[Items from a data source]
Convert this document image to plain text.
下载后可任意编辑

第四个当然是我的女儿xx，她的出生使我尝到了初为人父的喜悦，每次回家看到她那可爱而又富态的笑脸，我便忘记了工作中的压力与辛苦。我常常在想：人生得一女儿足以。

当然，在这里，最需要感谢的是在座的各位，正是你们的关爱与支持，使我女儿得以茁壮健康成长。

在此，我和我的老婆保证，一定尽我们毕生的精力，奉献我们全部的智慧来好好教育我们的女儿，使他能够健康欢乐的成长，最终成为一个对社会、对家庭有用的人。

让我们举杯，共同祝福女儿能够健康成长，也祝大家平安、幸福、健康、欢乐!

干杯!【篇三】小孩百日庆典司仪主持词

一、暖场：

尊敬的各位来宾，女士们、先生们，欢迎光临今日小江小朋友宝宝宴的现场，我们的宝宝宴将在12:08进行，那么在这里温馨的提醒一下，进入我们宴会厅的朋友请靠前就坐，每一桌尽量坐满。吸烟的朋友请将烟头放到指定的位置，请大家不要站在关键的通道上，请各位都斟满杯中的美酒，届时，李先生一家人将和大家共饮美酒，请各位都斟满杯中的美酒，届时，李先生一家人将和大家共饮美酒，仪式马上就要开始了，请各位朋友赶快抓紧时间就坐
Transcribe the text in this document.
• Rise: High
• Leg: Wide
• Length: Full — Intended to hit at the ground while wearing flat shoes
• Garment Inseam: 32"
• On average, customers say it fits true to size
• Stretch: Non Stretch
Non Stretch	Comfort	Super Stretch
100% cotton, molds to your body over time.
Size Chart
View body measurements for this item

• _WORK TO DO_
Extract each line from the listing above, please, and repeat it exactly.

• _EXPECTED OUTPUT_
Convert this document image to plain text.
下载后可任意编辑

第四个当然是我的女儿xx，她的出生使我尝到了初为人父的喜悦，每次回家看到她那可爱而又富态的笑脸，我便忘记了工作中的压力与辛苦。我常常在想：人生得一女儿足以。

当然，在这里，最需要感谢的是在座的各位，正是你们的关爱与支持，使我女儿得以茁壮健康成长。

在此，我和我的老婆保证，一定尽我们毕生的精力，奉献我们全部的智慧来好好教育我们的女儿，使他能够健康欢乐的成长，最终成为一个对社会、对家庭有用的人。

让我们举杯，共同祝福女儿能够健康成长，也祝大家平安、幸福、健康、欢乐!

干杯!【篇三】小孩百日庆典司仪主持词

一、暖场：

尊敬的各位来宾，女士们、先生们，欢迎光临今日小江小朋友宝宝宴的现场，我们的宝宝宴将在12:08进行，那么在这里温馨的提醒一下，进入我们宴会厅的朋友请靠前就坐，每一桌尽量坐满。吸烟的朋友请将烟头放到指定的位置，请大家不要站在关键的通道上，请各位都斟满杯中的美酒，届时，李先生一家人将和大家共饮美酒，请各位都斟满杯中的美酒，届时，李先生一家人将和大家共饮美酒，仪式马上就要开始了，请各位朋友赶快抓紧时间就坐
Transcribe the text in this document.
• Rise: High
• Leg: Wide
• Length: Full — Intended to hit at the ground while wearing flat shoes
• Garment Inseam: 32"
• On average, customers say it fits true to size
• Stretch: Non Stretch
Non Stretch	Comfort	Super Stretch
100% cotton, molds to your body over time.
Size Chart
View body measurements for this item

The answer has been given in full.